Begin DATA FOR PROCESSING

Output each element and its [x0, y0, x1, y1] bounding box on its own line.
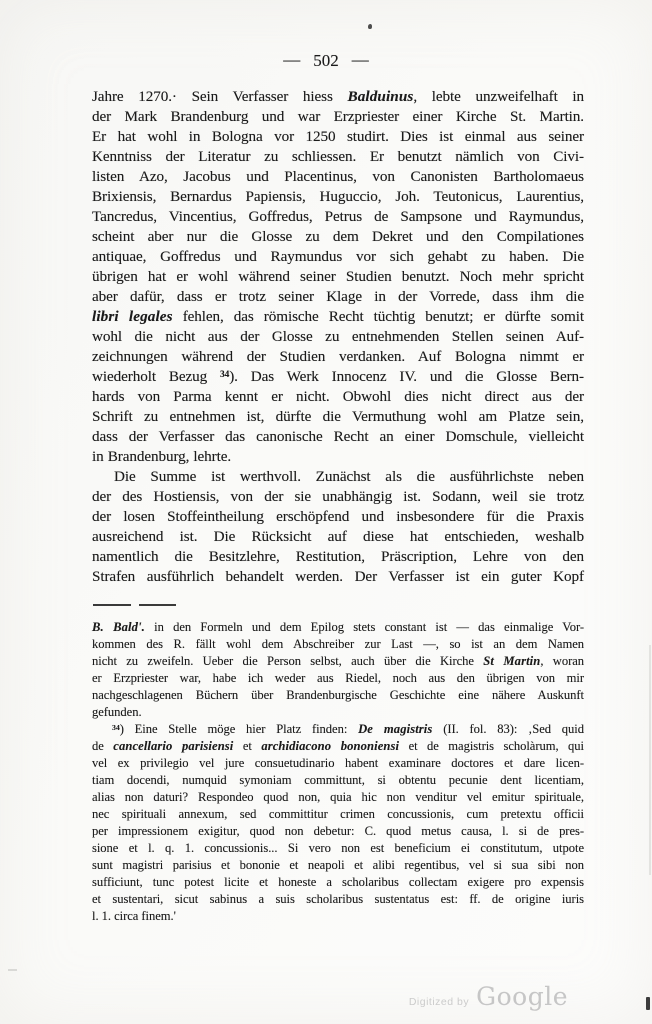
- emphasis-text: cancellario parisiensi: [113, 739, 233, 753]
- text-run: , woran: [540, 654, 584, 668]
- text-run: et sustentari, sicut sabinus a suis scho…: [92, 892, 584, 906]
- text-run: de: [92, 739, 113, 753]
- text-run: fehlen, das römische Recht tüchtig benut…: [173, 308, 584, 325]
- paragraph: Die Summe ist werthvoll. Zunächst als di…: [92, 467, 584, 587]
- text-line: wohl die nicht aus der Glosse zu entnehm…: [92, 327, 584, 347]
- text-run: ) Eine Stelle möge hier Platz finden:: [120, 722, 358, 736]
- text-run: nec spirituali annexum, sed committitur …: [92, 807, 584, 821]
- text-line: aber dafür, dass er trotz seiner Klage i…: [92, 287, 584, 307]
- text-line: listen Azo, Jacobus und Placentinus, von…: [92, 167, 584, 187]
- text-line: er Erzpriester war, habe ich weder aus R…: [92, 670, 584, 687]
- text-run: der Mark Brandenburg und war Erzpriester…: [92, 108, 584, 125]
- text-run: Kenntniss der Literatur zu schliessen. E…: [92, 148, 584, 165]
- text-run: ausreichend ist. Die Rücksicht auf diese…: [92, 528, 584, 545]
- digitized-by-label: Digitized by: [409, 996, 469, 1008]
- text-run: wohl die nicht aus der Glosse zu entnehm…: [92, 328, 584, 345]
- text-run: er Erzpriester war, habe ich weder aus R…: [92, 671, 584, 685]
- text-run: der des Hostiensis, von der sie unabhäng…: [92, 488, 584, 505]
- text-line: Strafen ausführlich behandelt werden. De…: [92, 567, 584, 587]
- text-line: Kenntniss der Literatur zu schliessen. E…: [92, 147, 584, 167]
- paragraph: B. Bald'. in den Formeln und dem Epilog …: [92, 619, 584, 721]
- text-run: ). Das Werk Innocenz IV. und die Glosse …: [229, 368, 584, 385]
- footnote-marker: 34: [112, 723, 120, 732]
- text-line: Brixiensis, Bernardus Papiensis, Hugucci…: [92, 187, 584, 207]
- text-run: Schrift zu entnehmen ist, dürfte die Ver…: [92, 408, 584, 425]
- text-run: hards von Parma kennt er nicht. Obwohl d…: [92, 388, 584, 405]
- text-line: nachgeschlagenen Büchern über Brandenbur…: [92, 687, 584, 704]
- scanned-book-page: —502— Jahre 1270.· Sein Verfasser hiess …: [0, 0, 652, 1024]
- text-run: l. 1. circa finem.': [92, 909, 176, 923]
- text-run: Brixiensis, Bernardus Papiensis, Hugucci…: [92, 188, 584, 205]
- text-run: sunt magistri parisius et bononie et nea…: [92, 858, 584, 872]
- text-run: listen Azo, Jacobus und Placentinus, von…: [92, 168, 584, 185]
- text-line: hards von Parma kennt er nicht. Obwohl d…: [92, 387, 584, 407]
- text-line: scheint aber nur die Glosse zu dem Dekre…: [92, 227, 584, 247]
- emphasis-text: De magistris: [358, 722, 432, 736]
- text-run: tiam docendi, numquid symoniam committun…: [92, 773, 584, 787]
- paragraph: 34) Eine Stelle möge hier Platz finden: …: [92, 721, 584, 925]
- emphasis-text: St Martin: [483, 654, 540, 668]
- text-line: der losen Stoffeintheilung erschöpfend u…: [92, 507, 584, 527]
- text-run: (II. fol. 83): ‚Sed quid: [432, 722, 584, 736]
- text-run: Die Summe ist werthvoll. Zunächst als di…: [114, 468, 584, 485]
- footnote-marker: 34: [220, 370, 229, 380]
- text-line: Jahre 1270.· Sein Verfasser hiess Baldui…: [92, 87, 584, 107]
- emphasis-text: Balduinus: [347, 88, 413, 105]
- text-line: zeichnungen während der Studien verdanke…: [92, 347, 584, 367]
- text-run: dass der Verfasser das canonische Recht …: [92, 428, 584, 445]
- text-line: Schrift zu entnehmen ist, dürfte die Ver…: [92, 407, 584, 427]
- text-line: sufficiunt, tunc potest licite et honest…: [92, 874, 584, 891]
- text-run: Strafen ausführlich behandelt werden. De…: [92, 568, 584, 585]
- text-line: wiederholt Bezug 34). Das Werk Innocenz …: [92, 367, 584, 387]
- text-run: nicht zu zweifeln. Ueber die Person selb…: [92, 654, 483, 668]
- page-number: 502: [313, 51, 339, 70]
- text-line: alias non daturi? Respondeo quod non, qu…: [92, 789, 584, 806]
- text-run: , lebte unzweifelhaft in: [413, 88, 584, 105]
- text-run: zeichnungen während der Studien verdanke…: [92, 348, 584, 365]
- text-line: sunt magistri parisius et bononie et nea…: [92, 857, 584, 874]
- text-line: in Brandenburg, lehrte.: [92, 447, 584, 467]
- text-run: nachgeschlagenen Büchern über Brandenbur…: [92, 688, 584, 702]
- text-line: tiam docendi, numquid symoniam committun…: [92, 772, 584, 789]
- text-line: l. 1. circa finem.': [92, 908, 584, 925]
- body-text: Jahre 1270.· Sein Verfasser hiess Baldui…: [92, 87, 584, 587]
- text-run: antiquae, Goffredus und Raymundus vor si…: [92, 248, 584, 265]
- text-run: sione et l. q. 1. concussionis... Si ver…: [92, 841, 584, 855]
- text-line: libri legales fehlen, das römische Recht…: [92, 307, 584, 327]
- text-run: et: [233, 739, 261, 753]
- emphasis-text: archidiacono bononiensi: [261, 739, 399, 753]
- text-line: nicht zu zweifeln. Ueber die Person selb…: [92, 653, 584, 670]
- emphasis-text: B. Bald'.: [92, 620, 145, 634]
- text-line: namentlich die Besitzlehre, Restitution,…: [92, 547, 584, 567]
- text-line: B. Bald'. in den Formeln und dem Epilog …: [92, 619, 584, 636]
- text-line: sione et l. q. 1. concussionis... Si ver…: [92, 840, 584, 857]
- text-run: in Brandenburg, lehrte.: [92, 448, 231, 465]
- text-line: kommen des R. fällt wohl dem Abschreiber…: [92, 636, 584, 653]
- scan-speck: [368, 24, 372, 29]
- text-line: nec spirituali annexum, sed committitur …: [92, 806, 584, 823]
- text-run: Tancredus, Vincentius, Goffredus, Petrus…: [92, 208, 584, 225]
- text-run: wiederholt Bezug: [92, 368, 220, 385]
- text-run: et de magistris scholàrum, qui: [399, 739, 584, 753]
- text-line: übrigen hat er wohl während seiner Studi…: [92, 267, 584, 287]
- text-line: Tancredus, Vincentius, Goffredus, Petrus…: [92, 207, 584, 227]
- emphasis-text: libri legales: [92, 308, 173, 325]
- text-run: übrigen hat er wohl während seiner Studi…: [92, 268, 584, 285]
- scan-edge-artifact: [649, 645, 651, 875]
- text-line: Die Summe ist werthvoll. Zunächst als di…: [92, 467, 584, 487]
- google-logo: Google: [476, 982, 568, 1011]
- text-line: antiquae, Goffredus und Raymundus vor si…: [92, 247, 584, 267]
- text-line: vel ex privilegio vel jure consuetudinar…: [92, 755, 584, 772]
- text-run: aber dafür, dass er trotz seiner Klage i…: [92, 288, 584, 305]
- text-run: kommen des R. fällt wohl dem Abschreiber…: [92, 637, 584, 651]
- text-line: per impressionem exigitur, quod non debe…: [92, 823, 584, 840]
- text-run: gefunden.: [92, 705, 142, 719]
- text-line: ausreichend ist. Die Rücksicht auf diese…: [92, 527, 584, 547]
- text-run: in den Formeln und dem Epilog stets cons…: [145, 620, 584, 634]
- text-run: Er hat wohl in Bologna vor 1250 studirt.…: [92, 128, 584, 145]
- page-header: —502—: [0, 51, 652, 71]
- footnotes: B. Bald'. in den Formeln und dem Epilog …: [92, 619, 584, 925]
- text-line: 34) Eine Stelle möge hier Platz finden: …: [92, 721, 584, 738]
- text-run: vel ex privilegio vel jure consuetudinar…: [92, 756, 584, 770]
- text-line: gefunden.: [92, 704, 584, 721]
- text-run: per impressionem exigitur, quod non debe…: [92, 824, 584, 838]
- footnote-separator-rule: [93, 604, 176, 606]
- text-run: namentlich die Besitzlehre, Restitution,…: [92, 548, 584, 565]
- text-line: de cancellario parisiensi et archidiacon…: [92, 738, 584, 755]
- text-run: sufficiunt, tunc potest licite et honest…: [92, 875, 584, 889]
- text-run: alias non daturi? Respondeo quod non, qu…: [92, 790, 584, 804]
- text-run: der losen Stoffeintheilung erschöpfend u…: [92, 508, 584, 525]
- text-line: dass der Verfasser das canonische Recht …: [92, 427, 584, 447]
- header-left-dash: —: [283, 50, 300, 70]
- scan-left-speck: [8, 969, 17, 971]
- text-line: der des Hostiensis, von der sie unabhäng…: [92, 487, 584, 507]
- text-line: Er hat wohl in Bologna vor 1250 studirt.…: [92, 127, 584, 147]
- text-run: Jahre 1270.· Sein Verfasser hiess: [92, 88, 347, 105]
- header-right-dash: —: [352, 50, 369, 70]
- watermark: Digitized by Google: [409, 982, 568, 1011]
- text-run: scheint aber nur die Glosse zu dem Dekre…: [92, 228, 584, 245]
- text-line: et sustentari, sicut sabinus a suis scho…: [92, 891, 584, 908]
- scan-edge-speck: [646, 997, 650, 1010]
- paragraph: Jahre 1270.· Sein Verfasser hiess Baldui…: [92, 87, 584, 467]
- text-line: der Mark Brandenburg und war Erzpriester…: [92, 107, 584, 127]
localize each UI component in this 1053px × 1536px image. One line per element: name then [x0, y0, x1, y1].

End DATA FOR PROCESSING

* _WHAT TO DO_:
Copy the lines verbatim, starting at the one containing "- emphasis-text: cancellario" and ending after the one containing "- text-run: der des".

* _RESULT_:
- emphasis-text: cancellario parisiensi: [113, 739, 233, 753]
- text-run: , woran: [540, 654, 584, 668]
- text-run: et sustentari, sicut sabinus a suis scho…: [92, 892, 584, 906]
- text-run: de: [92, 739, 113, 753]
- text-run: fehlen, das römische Recht tüchtig benut…: [173, 308, 584, 325]
- paragraph: Die Summe ist werthvoll. Zunächst als di…: [92, 467, 584, 587]
- text-line: wohl die nicht aus der Glosse zu entnehm…: [92, 327, 584, 347]
- text-run: ) Eine Stelle möge hier Platz finden:: [120, 722, 358, 736]
- text-run: nec spirituali annexum, sed committitur …: [92, 807, 584, 821]
- text-line: aber dafür, dass er trotz seiner Klage i…: [92, 287, 584, 307]
- text-line: listen Azo, Jacobus und Placentinus, von…: [92, 167, 584, 187]
- text-line: er Erzpriester war, habe ich weder aus R…: [92, 670, 584, 687]
- text-run: der Mark Brandenburg und war Erzpriester…: [92, 108, 584, 125]
- text-run: Kenntniss der Literatur zu schliessen. E…: [92, 148, 584, 165]
- text-run: ausreichend ist. Die Rücksicht auf diese…: [92, 528, 584, 545]
- digitized-by-label: Digitized by: [409, 996, 469, 1008]
- text-run: wohl die nicht aus der Glosse zu entnehm…: [92, 328, 584, 345]
- text-run: er Erzpriester war, habe ich weder aus R…: [92, 671, 584, 685]
- text-run: der des Hostiensis, von der sie unabhäng…: [92, 488, 584, 505]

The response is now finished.